[Task to carry out]: Transcribe each entry below exactly. Pictures do not go in the copy.
[Begin]
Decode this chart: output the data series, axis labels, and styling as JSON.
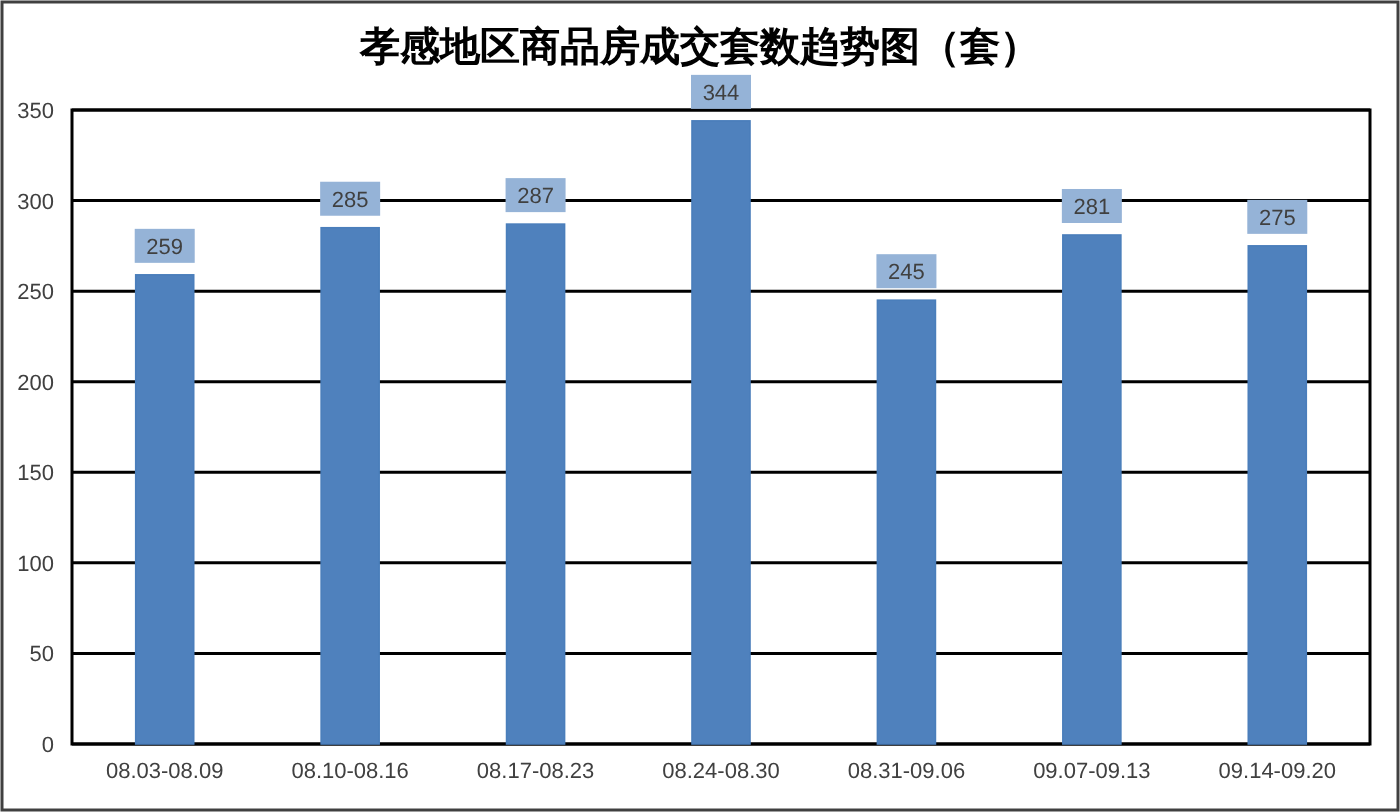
{
  "chart_data": {
    "type": "bar",
    "title": "孝感地区商品房成交套数趋势图（套）",
    "categories": [
      "08.03-08.09",
      "08.10-08.16",
      "08.17-08.23",
      "08.24-08.30",
      "08.31-09.06",
      "09.07-09.13",
      "09.14-09.20"
    ],
    "values": [
      259,
      285,
      287,
      344,
      245,
      281,
      275
    ],
    "color": "#4f81bd",
    "ylim": [
      0,
      350
    ],
    "yticks": [
      0,
      50,
      100,
      150,
      200,
      250,
      300,
      350
    ],
    "grid": "y",
    "data_labels": true
  }
}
[End]
[Expected answer]:
Decode this chart: output the data series, axis labels, and styling as JSON.
{
  "chart_data": {
    "type": "bar",
    "title": "孝感地区商品房成交套数趋势图（套）",
    "categories": [
      "08.03-08.09",
      "08.10-08.16",
      "08.17-08.23",
      "08.24-08.30",
      "08.31-09.06",
      "09.07-09.13",
      "09.14-09.20"
    ],
    "values": [
      259,
      285,
      287,
      344,
      245,
      281,
      275
    ],
    "color": "#4f81bd",
    "ylim": [
      0,
      350
    ],
    "yticks": [
      0,
      50,
      100,
      150,
      200,
      250,
      300,
      350
    ],
    "grid": "y",
    "data_labels": true
  }
}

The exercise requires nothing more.